(Records about charts and figures)
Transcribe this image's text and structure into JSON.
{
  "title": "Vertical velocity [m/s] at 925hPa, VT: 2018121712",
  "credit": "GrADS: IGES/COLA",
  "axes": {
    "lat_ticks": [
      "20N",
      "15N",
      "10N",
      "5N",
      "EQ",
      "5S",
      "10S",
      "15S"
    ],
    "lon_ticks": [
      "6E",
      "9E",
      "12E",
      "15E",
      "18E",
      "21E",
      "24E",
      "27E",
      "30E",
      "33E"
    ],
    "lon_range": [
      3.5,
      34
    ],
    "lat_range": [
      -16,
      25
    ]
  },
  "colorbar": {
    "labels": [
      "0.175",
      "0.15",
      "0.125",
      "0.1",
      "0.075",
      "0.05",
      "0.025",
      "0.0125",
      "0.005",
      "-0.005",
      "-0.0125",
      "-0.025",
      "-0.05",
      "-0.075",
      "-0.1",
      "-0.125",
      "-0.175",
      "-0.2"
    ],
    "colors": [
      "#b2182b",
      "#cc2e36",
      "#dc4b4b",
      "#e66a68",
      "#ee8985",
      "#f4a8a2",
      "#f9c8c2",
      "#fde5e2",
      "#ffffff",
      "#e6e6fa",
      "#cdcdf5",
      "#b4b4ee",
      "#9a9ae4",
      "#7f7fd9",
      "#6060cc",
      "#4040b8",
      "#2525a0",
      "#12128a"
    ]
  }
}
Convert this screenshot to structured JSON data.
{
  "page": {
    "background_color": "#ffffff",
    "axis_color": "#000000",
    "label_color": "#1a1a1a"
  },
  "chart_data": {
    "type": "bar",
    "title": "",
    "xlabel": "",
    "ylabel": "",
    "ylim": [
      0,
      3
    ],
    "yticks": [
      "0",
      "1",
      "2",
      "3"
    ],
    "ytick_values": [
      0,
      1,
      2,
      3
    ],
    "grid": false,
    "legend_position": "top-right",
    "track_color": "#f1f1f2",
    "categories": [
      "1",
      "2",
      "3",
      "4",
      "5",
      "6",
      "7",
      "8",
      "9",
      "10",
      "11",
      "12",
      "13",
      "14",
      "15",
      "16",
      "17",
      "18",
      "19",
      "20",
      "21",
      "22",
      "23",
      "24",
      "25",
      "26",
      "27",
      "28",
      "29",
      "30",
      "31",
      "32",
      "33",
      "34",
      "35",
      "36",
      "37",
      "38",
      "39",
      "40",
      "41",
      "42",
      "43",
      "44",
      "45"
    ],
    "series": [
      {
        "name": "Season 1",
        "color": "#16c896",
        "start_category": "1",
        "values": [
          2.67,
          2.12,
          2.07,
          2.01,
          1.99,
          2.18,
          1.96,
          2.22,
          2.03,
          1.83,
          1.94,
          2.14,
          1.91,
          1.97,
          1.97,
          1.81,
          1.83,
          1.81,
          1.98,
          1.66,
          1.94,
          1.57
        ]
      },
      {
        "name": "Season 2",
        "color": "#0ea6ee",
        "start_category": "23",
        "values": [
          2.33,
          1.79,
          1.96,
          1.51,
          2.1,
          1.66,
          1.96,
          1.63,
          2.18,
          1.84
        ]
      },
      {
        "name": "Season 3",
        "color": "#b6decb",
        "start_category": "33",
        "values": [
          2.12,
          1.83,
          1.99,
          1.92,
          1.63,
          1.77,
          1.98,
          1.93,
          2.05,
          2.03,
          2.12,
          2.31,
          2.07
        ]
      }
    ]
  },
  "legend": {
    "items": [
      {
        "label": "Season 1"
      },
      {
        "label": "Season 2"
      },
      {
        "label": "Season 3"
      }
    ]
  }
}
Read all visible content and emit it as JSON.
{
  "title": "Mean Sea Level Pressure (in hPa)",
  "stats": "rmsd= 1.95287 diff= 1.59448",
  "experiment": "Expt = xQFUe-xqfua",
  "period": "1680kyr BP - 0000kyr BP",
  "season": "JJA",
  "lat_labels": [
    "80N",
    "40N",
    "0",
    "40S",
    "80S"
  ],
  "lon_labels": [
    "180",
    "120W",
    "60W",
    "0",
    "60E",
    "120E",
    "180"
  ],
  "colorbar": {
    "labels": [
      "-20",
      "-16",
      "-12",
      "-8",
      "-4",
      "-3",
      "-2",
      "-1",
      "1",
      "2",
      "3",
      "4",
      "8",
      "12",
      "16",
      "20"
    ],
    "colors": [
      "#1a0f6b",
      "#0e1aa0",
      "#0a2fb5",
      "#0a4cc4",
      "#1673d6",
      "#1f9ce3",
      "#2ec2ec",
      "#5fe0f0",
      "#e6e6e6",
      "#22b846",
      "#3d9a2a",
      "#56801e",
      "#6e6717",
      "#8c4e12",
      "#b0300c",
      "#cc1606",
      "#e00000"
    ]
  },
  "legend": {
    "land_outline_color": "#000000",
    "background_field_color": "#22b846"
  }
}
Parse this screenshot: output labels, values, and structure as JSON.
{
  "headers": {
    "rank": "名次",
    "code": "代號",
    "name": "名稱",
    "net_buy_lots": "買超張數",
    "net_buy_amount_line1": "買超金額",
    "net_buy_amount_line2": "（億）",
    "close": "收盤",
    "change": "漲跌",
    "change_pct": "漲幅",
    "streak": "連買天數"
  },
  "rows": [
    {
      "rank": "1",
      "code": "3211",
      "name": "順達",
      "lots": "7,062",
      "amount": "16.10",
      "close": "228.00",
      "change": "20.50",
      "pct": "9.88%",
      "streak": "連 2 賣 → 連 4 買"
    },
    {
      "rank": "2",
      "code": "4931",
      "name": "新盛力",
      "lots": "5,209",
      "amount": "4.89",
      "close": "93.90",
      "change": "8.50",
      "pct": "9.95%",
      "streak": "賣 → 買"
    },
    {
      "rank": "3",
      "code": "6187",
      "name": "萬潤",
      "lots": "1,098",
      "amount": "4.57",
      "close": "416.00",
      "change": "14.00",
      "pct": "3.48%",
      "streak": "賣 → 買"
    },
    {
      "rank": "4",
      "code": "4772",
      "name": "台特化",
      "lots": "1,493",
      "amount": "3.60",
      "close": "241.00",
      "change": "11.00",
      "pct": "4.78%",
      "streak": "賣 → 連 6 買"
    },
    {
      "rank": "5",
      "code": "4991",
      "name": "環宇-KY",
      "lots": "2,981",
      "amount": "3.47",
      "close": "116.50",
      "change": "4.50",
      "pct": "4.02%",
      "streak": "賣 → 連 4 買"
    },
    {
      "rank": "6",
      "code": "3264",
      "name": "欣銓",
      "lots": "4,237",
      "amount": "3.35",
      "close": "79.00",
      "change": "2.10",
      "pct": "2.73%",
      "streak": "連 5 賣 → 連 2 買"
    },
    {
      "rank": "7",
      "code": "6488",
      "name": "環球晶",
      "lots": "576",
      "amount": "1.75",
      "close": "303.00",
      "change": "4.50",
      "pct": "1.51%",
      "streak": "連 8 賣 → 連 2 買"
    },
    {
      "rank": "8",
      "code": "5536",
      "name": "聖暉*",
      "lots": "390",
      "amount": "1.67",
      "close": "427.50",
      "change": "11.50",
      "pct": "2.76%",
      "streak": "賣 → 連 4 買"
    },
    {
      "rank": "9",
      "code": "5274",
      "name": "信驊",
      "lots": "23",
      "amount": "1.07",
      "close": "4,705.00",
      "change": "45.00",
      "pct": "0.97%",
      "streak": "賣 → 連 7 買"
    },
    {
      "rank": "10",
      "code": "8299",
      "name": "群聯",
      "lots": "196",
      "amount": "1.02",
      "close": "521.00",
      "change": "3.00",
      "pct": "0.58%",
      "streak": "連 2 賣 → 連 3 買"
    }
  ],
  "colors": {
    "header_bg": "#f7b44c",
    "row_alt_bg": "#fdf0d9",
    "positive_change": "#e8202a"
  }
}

▶ **Exercise instructions**
From the data above, copy each line where the string "screenshot" appears.

▶ **Expected answer**
Convert this screenshot to structured JSON data.
Parse this screenshot: output labels, values, and structure as JSON.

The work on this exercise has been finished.